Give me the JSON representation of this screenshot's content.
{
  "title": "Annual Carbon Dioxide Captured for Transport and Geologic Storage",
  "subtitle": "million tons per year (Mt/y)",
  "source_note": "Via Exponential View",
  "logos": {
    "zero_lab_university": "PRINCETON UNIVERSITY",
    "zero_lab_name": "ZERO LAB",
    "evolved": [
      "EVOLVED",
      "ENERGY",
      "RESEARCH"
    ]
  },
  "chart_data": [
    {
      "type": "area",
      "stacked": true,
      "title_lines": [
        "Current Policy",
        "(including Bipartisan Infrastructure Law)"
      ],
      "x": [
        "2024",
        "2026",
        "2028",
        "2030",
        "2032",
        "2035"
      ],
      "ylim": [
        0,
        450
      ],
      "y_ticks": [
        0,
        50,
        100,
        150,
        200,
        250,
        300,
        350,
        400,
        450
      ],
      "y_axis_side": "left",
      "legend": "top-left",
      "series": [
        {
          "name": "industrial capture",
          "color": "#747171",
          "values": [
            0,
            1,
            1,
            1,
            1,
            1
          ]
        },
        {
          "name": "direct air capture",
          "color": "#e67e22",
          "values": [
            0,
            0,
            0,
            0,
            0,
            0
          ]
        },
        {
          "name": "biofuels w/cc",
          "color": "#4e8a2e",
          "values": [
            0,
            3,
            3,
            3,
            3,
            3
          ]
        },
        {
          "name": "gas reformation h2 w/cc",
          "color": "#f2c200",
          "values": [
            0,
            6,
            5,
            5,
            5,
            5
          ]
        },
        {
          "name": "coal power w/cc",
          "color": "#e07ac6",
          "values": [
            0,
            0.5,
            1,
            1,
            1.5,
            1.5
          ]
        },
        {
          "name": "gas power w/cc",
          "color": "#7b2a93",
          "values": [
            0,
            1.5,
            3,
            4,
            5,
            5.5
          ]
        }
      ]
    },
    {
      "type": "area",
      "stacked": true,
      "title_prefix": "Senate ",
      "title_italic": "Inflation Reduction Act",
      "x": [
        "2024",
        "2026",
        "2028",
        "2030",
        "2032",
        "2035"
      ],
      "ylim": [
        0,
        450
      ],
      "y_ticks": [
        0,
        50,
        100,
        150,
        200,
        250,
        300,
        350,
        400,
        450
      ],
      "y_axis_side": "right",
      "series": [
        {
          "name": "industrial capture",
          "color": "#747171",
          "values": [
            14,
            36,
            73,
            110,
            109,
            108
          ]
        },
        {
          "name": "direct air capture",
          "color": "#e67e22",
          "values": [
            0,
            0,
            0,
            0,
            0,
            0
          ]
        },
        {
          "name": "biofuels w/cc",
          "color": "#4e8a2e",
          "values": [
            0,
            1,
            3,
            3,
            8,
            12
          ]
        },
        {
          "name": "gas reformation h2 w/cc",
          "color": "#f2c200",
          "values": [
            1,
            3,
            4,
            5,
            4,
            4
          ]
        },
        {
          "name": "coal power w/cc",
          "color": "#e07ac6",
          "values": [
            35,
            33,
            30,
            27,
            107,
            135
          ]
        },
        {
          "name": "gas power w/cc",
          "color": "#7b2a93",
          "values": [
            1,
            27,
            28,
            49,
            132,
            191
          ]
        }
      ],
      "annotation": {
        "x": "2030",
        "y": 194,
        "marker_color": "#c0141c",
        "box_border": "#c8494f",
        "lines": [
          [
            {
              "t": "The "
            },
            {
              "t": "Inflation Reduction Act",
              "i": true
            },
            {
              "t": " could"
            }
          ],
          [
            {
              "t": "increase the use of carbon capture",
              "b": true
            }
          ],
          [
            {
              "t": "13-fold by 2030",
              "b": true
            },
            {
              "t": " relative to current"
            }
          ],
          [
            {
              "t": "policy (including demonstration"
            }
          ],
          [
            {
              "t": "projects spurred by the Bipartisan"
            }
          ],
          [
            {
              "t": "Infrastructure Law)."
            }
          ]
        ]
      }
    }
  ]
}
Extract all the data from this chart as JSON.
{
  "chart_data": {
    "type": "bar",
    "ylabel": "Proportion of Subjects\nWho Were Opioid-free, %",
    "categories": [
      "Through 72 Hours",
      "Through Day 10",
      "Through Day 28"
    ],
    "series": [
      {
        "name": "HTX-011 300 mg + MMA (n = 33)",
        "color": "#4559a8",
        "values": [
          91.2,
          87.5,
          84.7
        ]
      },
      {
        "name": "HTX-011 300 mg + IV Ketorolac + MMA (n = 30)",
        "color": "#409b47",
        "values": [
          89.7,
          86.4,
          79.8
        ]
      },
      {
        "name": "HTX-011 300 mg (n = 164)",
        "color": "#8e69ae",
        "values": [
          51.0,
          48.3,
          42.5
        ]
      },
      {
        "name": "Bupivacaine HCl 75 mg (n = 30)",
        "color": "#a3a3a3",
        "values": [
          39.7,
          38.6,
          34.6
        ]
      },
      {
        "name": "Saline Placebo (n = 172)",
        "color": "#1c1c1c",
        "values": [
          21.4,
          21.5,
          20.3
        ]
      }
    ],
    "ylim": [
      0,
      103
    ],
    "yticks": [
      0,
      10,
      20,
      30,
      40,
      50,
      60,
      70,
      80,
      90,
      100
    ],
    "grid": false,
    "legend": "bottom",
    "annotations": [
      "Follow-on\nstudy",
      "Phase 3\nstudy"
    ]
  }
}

→ **Set exercise**: Return every record above exactly as it appears.

→ **Solution**:
Give me the JSON representation of this screenshot's content.
{
  "title": "Annual Carbon Dioxide Captured for Transport and Geologic Storage",
  "subtitle": "million tons per year (Mt/y)",
  "source_note": "Via Exponential View",
  "logos": {
    "zero_lab_university": "PRINCETON UNIVERSITY",
    "zero_lab_name": "ZERO LAB",
    "evolved": [
      "EVOLVED",
      "ENERGY",
      "RESEARCH"
    ]
  },
  "chart_data": [
    {
      "type": "area",
      "stacked": true,
      "title_lines": [
        "Current Policy",
        "(including Bipartisan Infrastructure Law)"
      ],
      "x": [
        "2024",
        "2026",
        "2028",
        "2030",
        "2032",
        "2035"
      ],
      "ylim": [
        0,
        450
      ],
      "y_ticks": [
        0,
        50,
        100,
        150,
        200,
        250,
        300,
        350,
        400,
        450
      ],
      "y_axis_side": "left",
      "legend": "top-left",
      "series": [
        {
          "name": "industrial capture",
          "color": "#747171",
          "values": [
            0,
            1,
            1,
            1,
            1,
            1
          ]
        },
        {
          "name": "direct air capture",
          "color": "#e67e22",
          "values": [
            0,
            0,
            0,
            0,
            0,
            0
          ]
        },
        {
          "name": "biofuels w/cc",
          "color": "#4e8a2e",
          "values": [
            0,
            3,
            3,
            3,
            3,
            3
          ]
        },
        {
          "name": "gas reformation h2 w/cc",
          "color": "#f2c200",
          "values": [
            0,
            6,
            5,
            5,
            5,
            5
          ]
        },
        {
          "name": "coal power w/cc",
          "color": "#e07ac6",
          "values": [
            0,
            0.5,
            1,
            1,
            1.5,
            1.5
          ]
        },
        {
          "name": "gas power w/cc",
          "color": "#7b2a93",
          "values": [
            0,
            1.5,
            3,
            4,
            5,
            5.5
          ]
        }
      ]
    },
    {
      "type": "area",
      "stacked": true,
      "title_prefix": "Senate ",
      "title_italic": "Inflation Reduction Act",
      "x": [
        "2024",
        "2026",
        "2028",
        "2030",
        "2032",
        "2035"
      ],
      "ylim": [
        0,
        450
      ],
      "y_ticks": [
        0,
        50,
        100,
        150,
        200,
        250,
        300,
        350,
        400,
        450
      ],
      "y_axis_side": "right",
      "series": [
        {
          "name": "industrial capture",
          "color": "#747171",
          "values": [
            14,
            36,
            73,
            110,
            109,
            108
          ]
        },
        {
          "name": "direct air capture",
          "color": "#e67e22",
          "values": [
            0,
            0,
            0,
            0,
            0,
            0
          ]
        },
        {
          "name": "biofuels w/cc",
          "color": "#4e8a2e",
          "values": [
            0,
            1,
            3,
            3,
            8,
            12
          ]
        },
        {
          "name": "gas reformation h2 w/cc",
          "color": "#f2c200",
          "values": [
            1,
            3,
            4,
            5,
            4,
            4
          ]
        },
        {
          "name": "coal power w/cc",
          "color": "#e07ac6",
          "values": [
            35,
            33,
            30,
            27,
            107,
            135
          ]
        },
        {
          "name": "gas power w/cc",
          "color": "#7b2a93",
          "values": [
            1,
            27,
            28,
            49,
            132,
            191
          ]
        }
      ],
      "annotation": {
        "x": "2030",
        "y": 194,
        "marker_color": "#c0141c",
        "box_border": "#c8494f",
        "lines": [
          [
            {
              "t": "The "
            },
            {
              "t": "Inflation Reduction Act",
              "i": true
            },
            {
              "t": " could"
            }
          ],
          [
            {
              "t": "increase the use of carbon capture",
              "b": true
            }
          ],
          [
            {
              "t": "13-fold by 2030",
              "b": true
            },
            {
              "t": " relative to current"
            }
          ],
          [
            {
              "t": "policy (including demonstration"
            }
          ],
          [
            {
              "t": "projects spurred by the Bipartisan"
            }
          ],
          [
            {
              "t": "Infrastructure Law)."
            }
          ]
        ]
      }
    }
  ]
}
Extract all the data from this chart as JSON.
{
  "chart_data": {
    "type": "bar",
    "ylabel": "Proportion of Subjects\nWho Were Opioid-free, %",
    "categories": [
      "Through 72 Hours",
      "Through Day 10",
      "Through Day 28"
    ],
    "series": [
      {
        "name": "HTX-011 300 mg + MMA (n = 33)",
        "color": "#4559a8",
        "values": [
          91.2,
          87.5,
          84.7
        ]
      },
      {
        "name": "HTX-011 300 mg + IV Ketorolac + MMA (n = 30)",
        "color": "#409b47",
        "values": [
          89.7,
          86.4,
          79.8
        ]
      },
      {
        "name": "HTX-011 300 mg (n = 164)",
        "color": "#8e69ae",
        "values": [
          51.0,
          48.3,
          42.5
        ]
      },
      {
        "name": "Bupivacaine HCl 75 mg (n = 30)",
        "color": "#a3a3a3",
        "values": [
          39.7,
          38.6,
          34.6
        ]
      },
      {
        "name": "Saline Placebo (n = 172)",
        "color": "#1c1c1c",
        "values": [
          21.4,
          21.5,
          20.3
        ]
      }
    ],
    "ylim": [
      0,
      103
    ],
    "yticks": [
      0,
      10,
      20,
      30,
      40,
      50,
      60,
      70,
      80,
      90,
      100
    ],
    "grid": false,
    "legend": "bottom",
    "annotations": [
      "Follow-on\nstudy",
      "Phase 3\nstudy"
    ]
  }
}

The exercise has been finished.